● Material for this exercise:

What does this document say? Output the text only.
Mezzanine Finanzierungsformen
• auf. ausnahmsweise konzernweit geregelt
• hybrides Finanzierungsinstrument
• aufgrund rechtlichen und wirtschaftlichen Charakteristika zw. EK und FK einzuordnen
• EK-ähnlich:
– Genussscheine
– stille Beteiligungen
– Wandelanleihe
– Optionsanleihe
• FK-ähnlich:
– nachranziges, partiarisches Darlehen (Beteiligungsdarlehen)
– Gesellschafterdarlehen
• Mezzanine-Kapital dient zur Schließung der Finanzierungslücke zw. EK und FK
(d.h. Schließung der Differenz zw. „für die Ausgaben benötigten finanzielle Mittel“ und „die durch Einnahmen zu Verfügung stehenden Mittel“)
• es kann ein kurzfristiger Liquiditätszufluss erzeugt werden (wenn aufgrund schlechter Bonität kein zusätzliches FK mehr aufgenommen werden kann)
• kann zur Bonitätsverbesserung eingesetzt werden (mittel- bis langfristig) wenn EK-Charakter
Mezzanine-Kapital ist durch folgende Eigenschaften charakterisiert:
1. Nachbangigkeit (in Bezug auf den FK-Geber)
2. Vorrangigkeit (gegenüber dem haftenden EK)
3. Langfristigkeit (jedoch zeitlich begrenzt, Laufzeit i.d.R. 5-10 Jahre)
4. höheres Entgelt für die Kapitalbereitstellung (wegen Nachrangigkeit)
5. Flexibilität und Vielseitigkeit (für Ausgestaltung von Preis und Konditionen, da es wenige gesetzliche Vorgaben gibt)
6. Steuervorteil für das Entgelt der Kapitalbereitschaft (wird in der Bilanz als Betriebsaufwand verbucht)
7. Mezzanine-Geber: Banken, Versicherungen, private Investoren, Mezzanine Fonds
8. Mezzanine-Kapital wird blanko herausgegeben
--
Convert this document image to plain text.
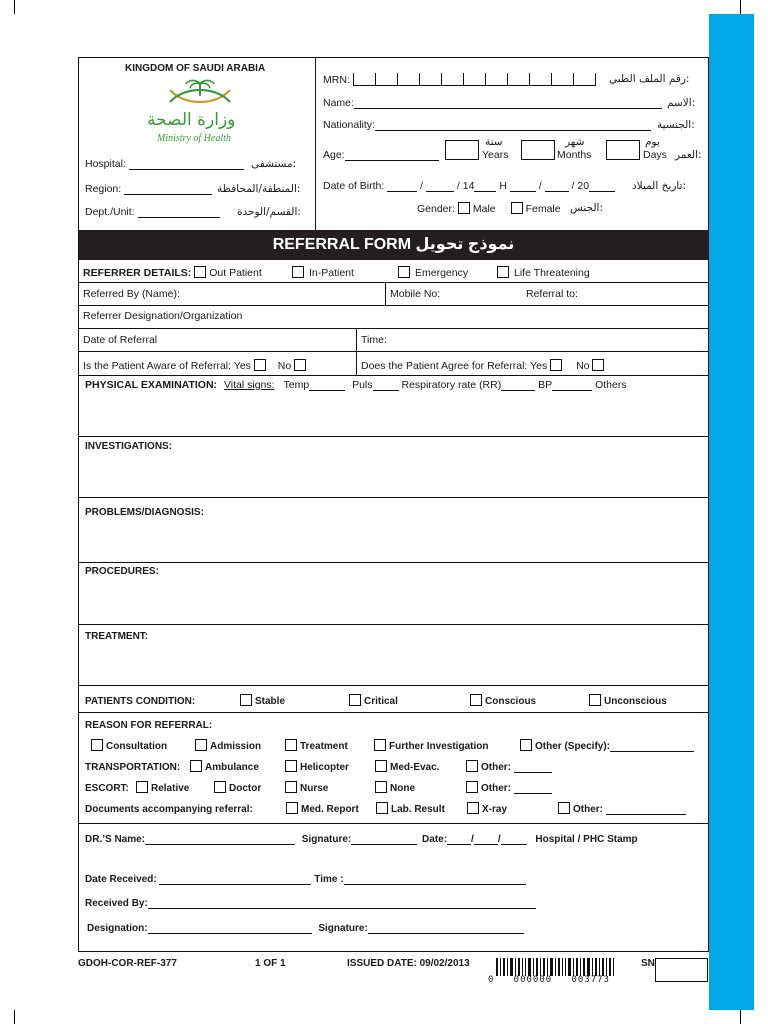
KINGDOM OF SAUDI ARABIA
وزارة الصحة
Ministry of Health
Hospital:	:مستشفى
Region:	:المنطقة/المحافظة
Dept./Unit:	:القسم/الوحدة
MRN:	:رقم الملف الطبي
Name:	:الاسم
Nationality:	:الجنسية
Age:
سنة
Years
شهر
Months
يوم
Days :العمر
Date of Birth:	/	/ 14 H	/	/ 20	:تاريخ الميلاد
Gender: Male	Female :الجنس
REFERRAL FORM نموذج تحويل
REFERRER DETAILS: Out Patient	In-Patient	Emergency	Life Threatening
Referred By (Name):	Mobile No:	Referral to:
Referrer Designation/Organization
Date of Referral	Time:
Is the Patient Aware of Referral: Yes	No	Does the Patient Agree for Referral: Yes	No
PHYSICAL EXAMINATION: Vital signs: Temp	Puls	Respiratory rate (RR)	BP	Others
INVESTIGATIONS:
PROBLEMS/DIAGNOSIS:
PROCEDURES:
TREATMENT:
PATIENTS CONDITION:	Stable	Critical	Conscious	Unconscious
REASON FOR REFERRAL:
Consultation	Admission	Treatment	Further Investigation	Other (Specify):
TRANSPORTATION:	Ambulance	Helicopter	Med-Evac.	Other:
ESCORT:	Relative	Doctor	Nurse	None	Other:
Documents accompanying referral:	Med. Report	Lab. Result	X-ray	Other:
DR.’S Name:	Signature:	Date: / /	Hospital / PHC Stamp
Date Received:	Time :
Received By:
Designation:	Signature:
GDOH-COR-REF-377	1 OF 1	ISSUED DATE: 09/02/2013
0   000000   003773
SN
...
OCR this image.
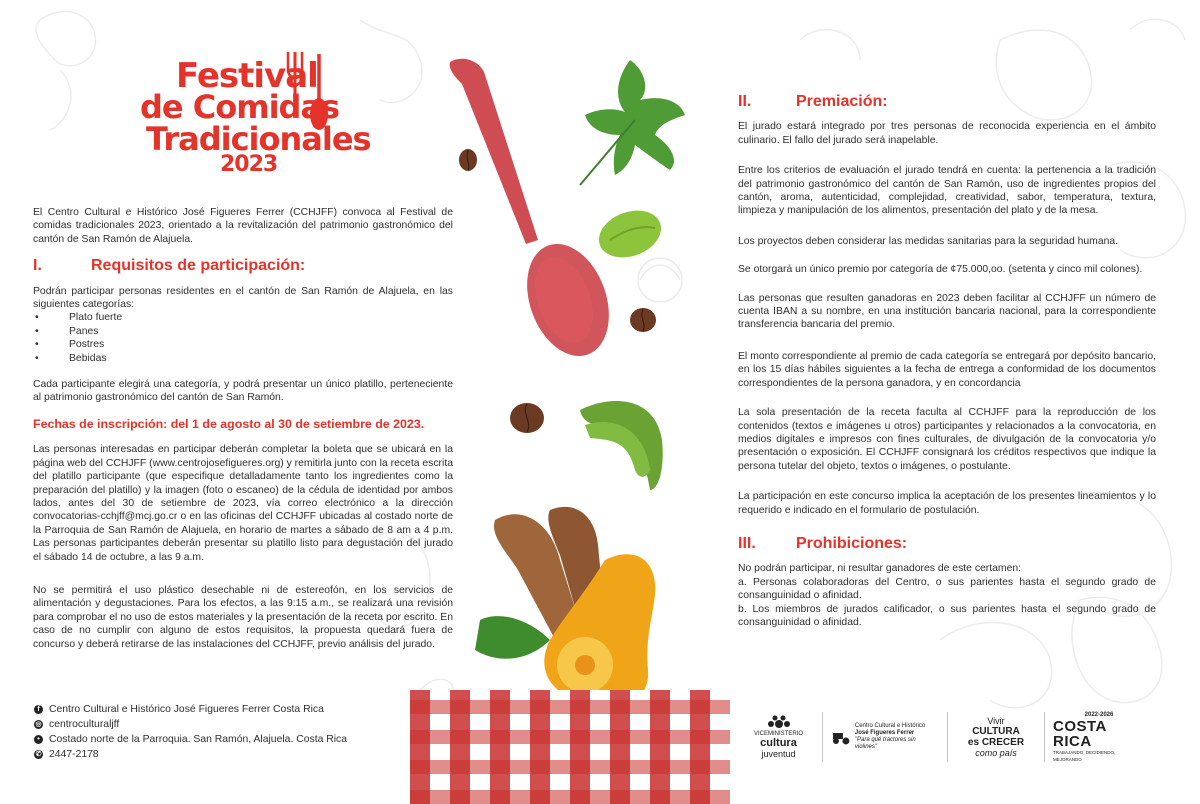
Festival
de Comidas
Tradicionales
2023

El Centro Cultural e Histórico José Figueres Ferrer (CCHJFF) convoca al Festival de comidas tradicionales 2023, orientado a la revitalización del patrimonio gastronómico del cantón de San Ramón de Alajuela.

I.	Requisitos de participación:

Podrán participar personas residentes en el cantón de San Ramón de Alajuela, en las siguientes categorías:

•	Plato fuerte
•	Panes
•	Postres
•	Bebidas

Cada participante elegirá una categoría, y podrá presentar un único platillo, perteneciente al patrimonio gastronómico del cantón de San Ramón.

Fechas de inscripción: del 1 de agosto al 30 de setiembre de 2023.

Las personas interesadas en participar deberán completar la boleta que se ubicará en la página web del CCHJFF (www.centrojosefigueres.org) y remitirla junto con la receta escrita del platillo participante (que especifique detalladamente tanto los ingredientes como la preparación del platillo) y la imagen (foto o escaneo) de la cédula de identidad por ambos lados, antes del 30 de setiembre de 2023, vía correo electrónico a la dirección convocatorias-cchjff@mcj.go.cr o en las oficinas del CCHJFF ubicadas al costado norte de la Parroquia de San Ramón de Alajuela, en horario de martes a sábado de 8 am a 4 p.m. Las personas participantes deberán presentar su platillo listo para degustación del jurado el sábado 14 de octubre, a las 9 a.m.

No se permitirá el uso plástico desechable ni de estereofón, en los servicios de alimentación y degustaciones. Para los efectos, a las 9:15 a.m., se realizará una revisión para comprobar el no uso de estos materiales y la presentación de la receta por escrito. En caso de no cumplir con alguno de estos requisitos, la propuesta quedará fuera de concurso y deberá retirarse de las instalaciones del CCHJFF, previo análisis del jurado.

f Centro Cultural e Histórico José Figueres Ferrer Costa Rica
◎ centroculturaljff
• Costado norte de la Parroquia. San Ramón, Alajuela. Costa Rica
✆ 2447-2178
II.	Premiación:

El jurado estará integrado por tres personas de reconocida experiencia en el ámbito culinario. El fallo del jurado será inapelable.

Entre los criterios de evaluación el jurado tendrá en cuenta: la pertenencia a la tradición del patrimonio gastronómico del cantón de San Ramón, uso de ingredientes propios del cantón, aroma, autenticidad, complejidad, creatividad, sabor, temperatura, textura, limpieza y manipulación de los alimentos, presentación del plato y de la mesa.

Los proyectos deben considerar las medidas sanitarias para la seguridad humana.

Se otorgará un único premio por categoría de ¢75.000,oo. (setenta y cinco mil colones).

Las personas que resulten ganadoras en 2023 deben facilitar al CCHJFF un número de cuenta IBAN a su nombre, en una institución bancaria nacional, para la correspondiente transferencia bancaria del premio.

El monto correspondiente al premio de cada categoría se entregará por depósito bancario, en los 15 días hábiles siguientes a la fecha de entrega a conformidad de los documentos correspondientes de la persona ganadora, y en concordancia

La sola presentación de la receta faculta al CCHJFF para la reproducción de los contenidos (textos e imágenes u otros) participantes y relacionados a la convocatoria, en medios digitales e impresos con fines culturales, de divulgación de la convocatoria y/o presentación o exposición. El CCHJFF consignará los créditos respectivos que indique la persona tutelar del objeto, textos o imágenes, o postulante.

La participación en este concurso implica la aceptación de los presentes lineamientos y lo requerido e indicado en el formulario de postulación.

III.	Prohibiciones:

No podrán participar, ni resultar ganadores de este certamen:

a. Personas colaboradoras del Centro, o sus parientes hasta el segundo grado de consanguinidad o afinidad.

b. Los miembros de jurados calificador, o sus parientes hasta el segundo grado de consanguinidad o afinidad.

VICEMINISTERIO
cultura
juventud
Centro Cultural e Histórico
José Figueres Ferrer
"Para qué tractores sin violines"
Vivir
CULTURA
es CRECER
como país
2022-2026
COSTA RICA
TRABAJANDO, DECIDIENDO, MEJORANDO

● Problem requirements: From the listing above, pick out each line where the word "Hospital" appears.

● Answer box:
Hospital:	:مستشفى
DR.’S Name:	Signature:	Date: / /	Hospital / PHC Stamp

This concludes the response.